- _Task to complete_
Reproduce each of the records that follow verbatim, with no changes of any kind.

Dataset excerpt
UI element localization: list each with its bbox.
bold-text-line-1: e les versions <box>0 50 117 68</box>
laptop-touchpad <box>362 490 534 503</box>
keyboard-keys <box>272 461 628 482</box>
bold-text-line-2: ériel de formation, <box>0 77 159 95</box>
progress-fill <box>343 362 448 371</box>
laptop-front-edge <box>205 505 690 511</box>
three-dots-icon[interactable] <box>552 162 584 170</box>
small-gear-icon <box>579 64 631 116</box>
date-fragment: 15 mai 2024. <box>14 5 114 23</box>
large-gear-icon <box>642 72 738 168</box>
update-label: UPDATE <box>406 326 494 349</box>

- _Answer to the exercise_
UI element localization: list each with its bbox.
bold-text-line-1: e les versions <box>0 50 117 68</box>
laptop-touchpad <box>362 490 534 503</box>
keyboard-keys <box>272 461 628 482</box>
bold-text-line-2: ériel de formation, <box>0 77 159 95</box>
progress-fill <box>343 362 448 371</box>
laptop-front-edge <box>205 505 690 511</box>
three-dots-icon[interactable] <box>552 162 584 170</box>
small-gear-icon <box>579 64 631 116</box>
date-fragment: 15 mai 2024. <box>14 5 114 23</box>
large-gear-icon <box>642 72 738 168</box>
update-label: UPDATE <box>406 326 494 349</box>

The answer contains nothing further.